> **Data records**
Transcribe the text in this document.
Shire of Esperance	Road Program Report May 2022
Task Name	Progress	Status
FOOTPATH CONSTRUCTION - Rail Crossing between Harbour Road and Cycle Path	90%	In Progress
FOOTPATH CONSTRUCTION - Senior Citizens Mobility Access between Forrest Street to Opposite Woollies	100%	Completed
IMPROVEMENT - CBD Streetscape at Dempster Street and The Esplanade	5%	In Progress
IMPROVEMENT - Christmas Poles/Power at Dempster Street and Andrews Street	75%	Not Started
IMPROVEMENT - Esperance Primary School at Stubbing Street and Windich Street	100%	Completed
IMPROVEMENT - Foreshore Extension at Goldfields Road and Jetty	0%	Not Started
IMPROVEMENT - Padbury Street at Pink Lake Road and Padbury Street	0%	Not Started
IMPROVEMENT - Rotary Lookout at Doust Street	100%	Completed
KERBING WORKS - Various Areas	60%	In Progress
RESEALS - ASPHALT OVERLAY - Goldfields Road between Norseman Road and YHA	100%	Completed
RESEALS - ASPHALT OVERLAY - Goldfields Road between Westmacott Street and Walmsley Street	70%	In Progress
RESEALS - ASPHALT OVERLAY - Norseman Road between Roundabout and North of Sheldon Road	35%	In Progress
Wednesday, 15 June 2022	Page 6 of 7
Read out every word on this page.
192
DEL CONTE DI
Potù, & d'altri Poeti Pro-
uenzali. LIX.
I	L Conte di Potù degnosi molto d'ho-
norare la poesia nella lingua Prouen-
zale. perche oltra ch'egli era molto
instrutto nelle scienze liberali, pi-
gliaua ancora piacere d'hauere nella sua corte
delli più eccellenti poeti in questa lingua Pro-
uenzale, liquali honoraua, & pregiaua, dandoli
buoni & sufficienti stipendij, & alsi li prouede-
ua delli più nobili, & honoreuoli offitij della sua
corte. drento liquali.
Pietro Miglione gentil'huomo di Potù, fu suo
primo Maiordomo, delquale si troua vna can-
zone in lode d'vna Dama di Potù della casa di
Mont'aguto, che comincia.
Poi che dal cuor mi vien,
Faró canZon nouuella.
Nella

> **TO DO**
Repeat, without changes, every line from the one that contains "Read out every word on this page." through the final line of the data.

> **WRITTEN RESPONSE**
Read out every word on this page.
192
DEL CONTE DI
Potù, & d'altri Poeti Pro-
uenzali. LIX.
I	L Conte di Potù degnosi molto d'ho-
norare la poesia nella lingua Prouen-
zale. perche oltra ch'egli era molto
instrutto nelle scienze liberali, pi-
gliaua ancora piacere d'hauere nella sua corte
delli più eccellenti poeti in questa lingua Pro-
uenzale, liquali honoraua, & pregiaua, dandoli
buoni & sufficienti stipendij, & alsi li prouede-
ua delli più nobili, & honoreuoli offitij della sua
corte. drento liquali.
Pietro Miglione gentil'huomo di Potù, fu suo
primo Maiordomo, delquale si troua vna can-
zone in lode d'vna Dama di Potù della casa di
Mont'aguto, che comincia.
Poi che dal cuor mi vien,
Faró canZon nouuella.
Nella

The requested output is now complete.